§ **Data for the task**
□ □ □

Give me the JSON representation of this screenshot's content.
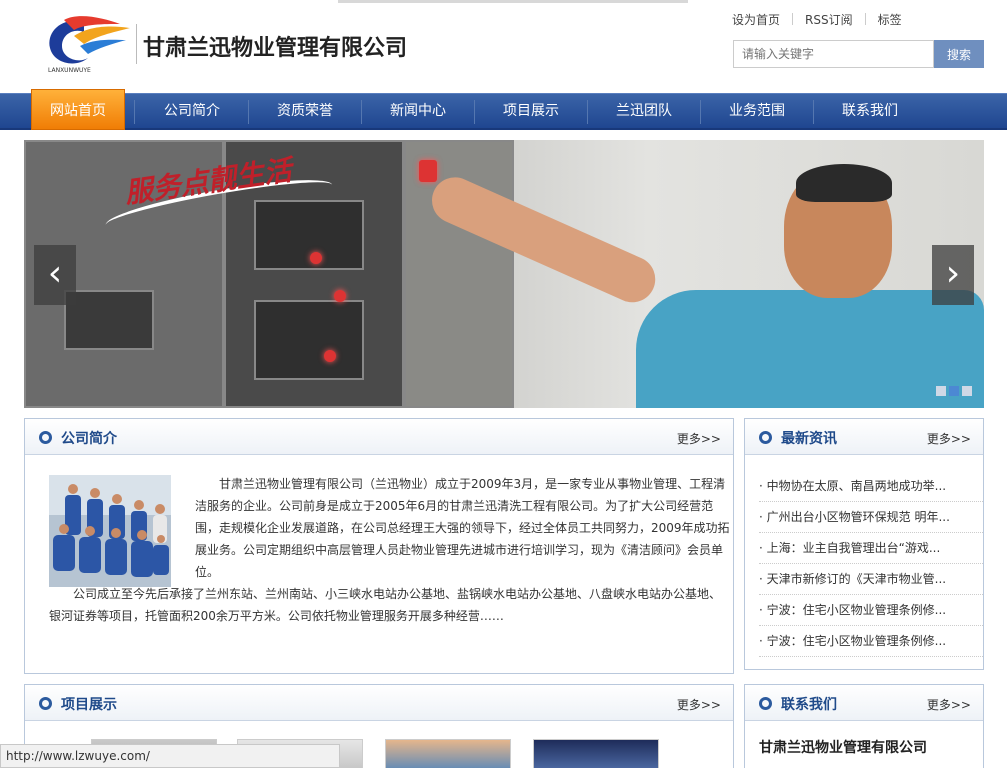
{
  "header": {
    "logo_caption": "LANXUNWUYE",
    "company_name": "甘肃兰迅物业管理有限公司",
    "top_links": [
      "设为首页",
      "RSS订阅",
      "标签"
    ],
    "search_placeholder": "请输入关键字",
    "search_button": "搜索"
  },
  "nav": {
    "items": [
      "网站首页",
      "公司简介",
      "资质荣誉",
      "新闻中心",
      "项目展示",
      "兰迅团队",
      "业务范围",
      "联系我们"
    ],
    "active_index": 0
  },
  "banner": {
    "slogan": "服务点靓生活",
    "prev_arrow": "‹",
    "next_arrow": "›",
    "slide_count": 3,
    "active_slide": 1
  },
  "about": {
    "title": "公司简介",
    "more": "更多>>",
    "paragraph1": "甘肃兰迅物业管理有限公司（兰迅物业）成立于2009年3月，是一家专业从事物业管理、工程清洁服务的企业。公司前身是成立于2005年6月的甘肃兰迅清洗工程有限公司。为了扩大公司经营范围，走规模化企业发展道路，在公司总经理王大强的领导下，经过全体员工共同努力，2009年成功拓展业务。公司定期组织中高层管理人员赴物业管理先进城市进行培训学习，现为《清洁顾问》会员单位。",
    "paragraph2": "公司成立至今先后承接了兰州东站、兰州南站、小三峡水电站办公基地、盐锅峡水电站办公基地、八盘峡水电站办公基地、银河证券等项目，托管面积200余万平方米。公司依托物业管理服务开展多种经营……"
  },
  "news": {
    "title": "最新资讯",
    "more": "更多>>",
    "items": [
      "· 中物协在太原、南昌两地成功举...",
      "· 广州出台小区物管环保规范 明年...",
      "· 上海：业主自我管理出台“游戏...",
      "· 天津市新修订的《天津市物业管...",
      "· 宁波：住宅小区物业管理条例修...",
      "· 宁波：住宅小区物业管理条例修..."
    ]
  },
  "projects": {
    "title": "项目展示",
    "more": "更多>>"
  },
  "contact": {
    "title": "联系我们",
    "more": "更多>>",
    "company": "甘肃兰迅物业管理有限公司"
  },
  "statusbar": {
    "url": "http://www.lzwuye.com/"
  },
  "colors": {
    "nav_blue": "#2a53a0",
    "nav_active_orange": "#f59416",
    "panel_title_blue": "#1f4a8a",
    "search_button": "#6f8fbf"
  }
}
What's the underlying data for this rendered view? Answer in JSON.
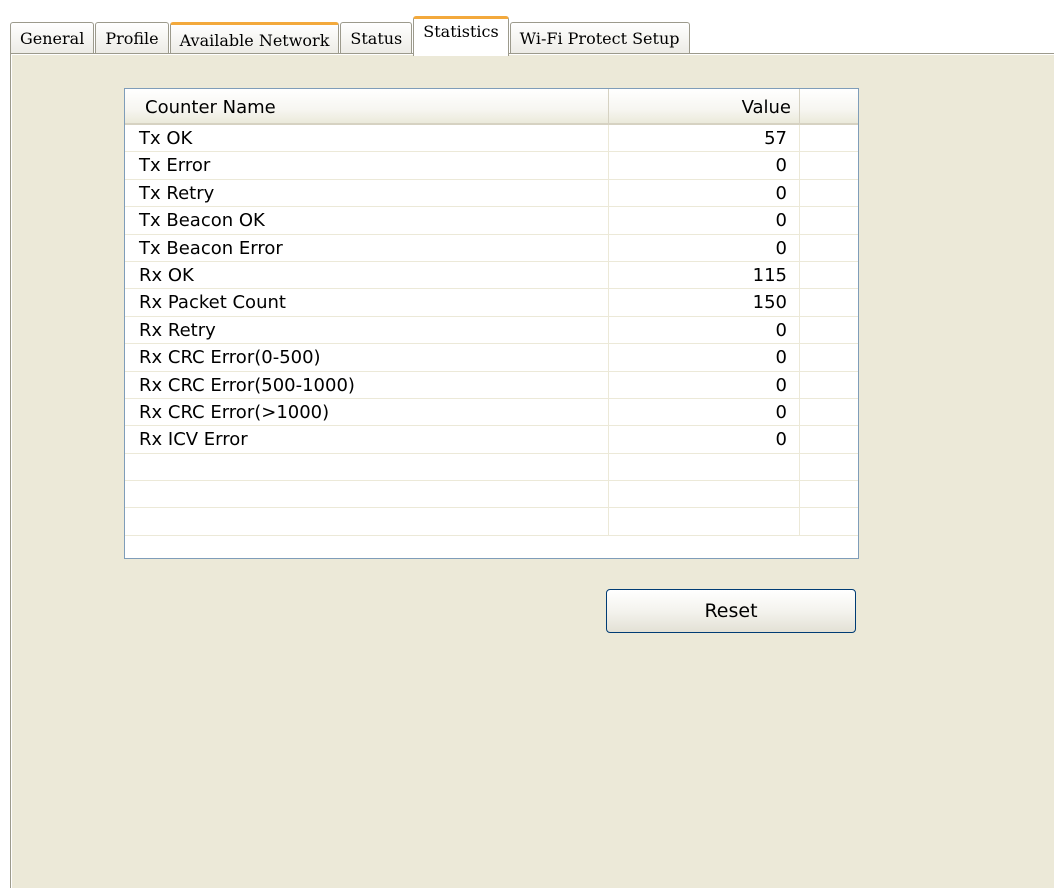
{
  "tabs": [
    {
      "label": "General"
    },
    {
      "label": "Profile"
    },
    {
      "label": "Available Network"
    },
    {
      "label": "Status"
    },
    {
      "label": "Statistics"
    },
    {
      "label": "Wi-Fi Protect Setup"
    }
  ],
  "active_tab": "Statistics",
  "table": {
    "columns": [
      "Counter Name",
      "Value"
    ],
    "rows": [
      {
        "name": "Tx OK",
        "value": "57"
      },
      {
        "name": "Tx Error",
        "value": "0"
      },
      {
        "name": "Tx Retry",
        "value": "0"
      },
      {
        "name": "Tx Beacon OK",
        "value": "0"
      },
      {
        "name": "Tx Beacon Error",
        "value": "0"
      },
      {
        "name": "Rx OK",
        "value": "115"
      },
      {
        "name": "Rx Packet Count",
        "value": "150"
      },
      {
        "name": "Rx Retry",
        "value": "0"
      },
      {
        "name": "Rx CRC Error(0-500)",
        "value": "0"
      },
      {
        "name": "Rx CRC Error(500-1000)",
        "value": "0"
      },
      {
        "name": "Rx CRC Error(>1000)",
        "value": "0"
      },
      {
        "name": "Rx ICV Error",
        "value": "0"
      },
      {
        "name": "",
        "value": ""
      },
      {
        "name": "",
        "value": ""
      },
      {
        "name": "",
        "value": ""
      }
    ]
  },
  "buttons": {
    "reset_label": "Reset"
  },
  "colors": {
    "panel_background": "#ece9d8",
    "tab_highlight": "#f3a93c",
    "list_border": "#7f9db9",
    "button_border": "#003c74"
  }
}
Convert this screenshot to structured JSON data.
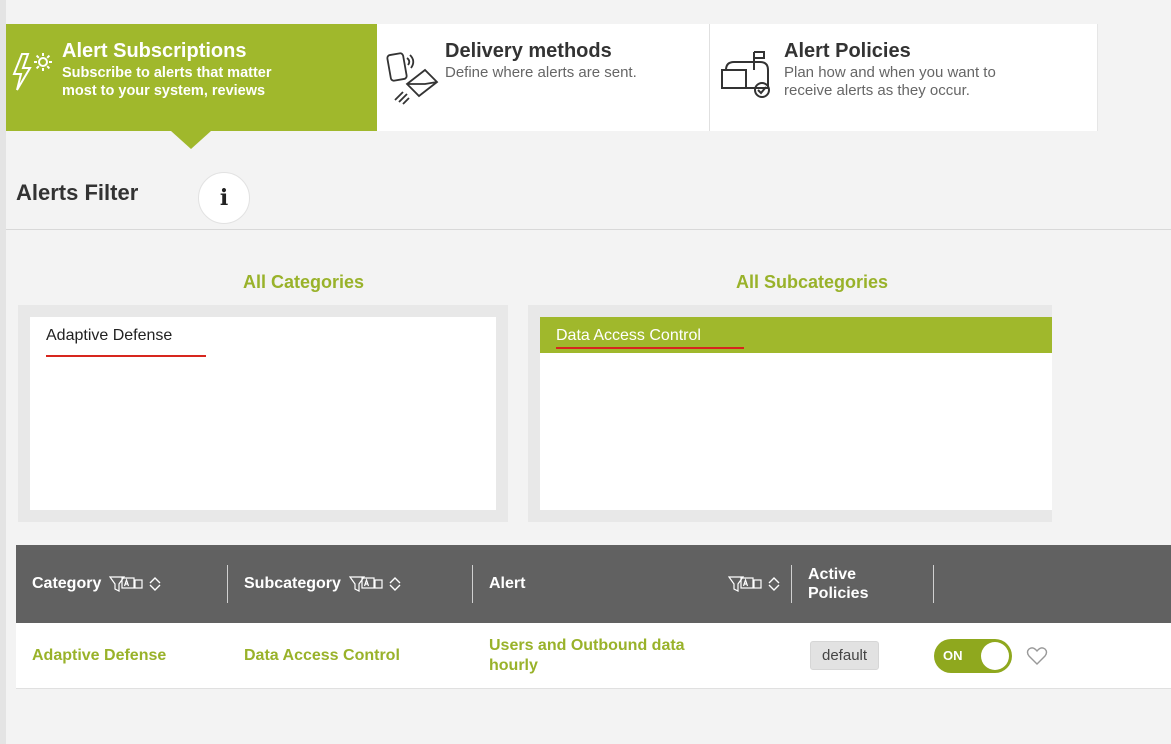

□ □ □

§ **Problem details**
Search the entries for "Beacon" and copy out each line that has it.

§ **Task solution**
        "name": "Tx Beacon OK",
        "name": "Tx Beacon Error",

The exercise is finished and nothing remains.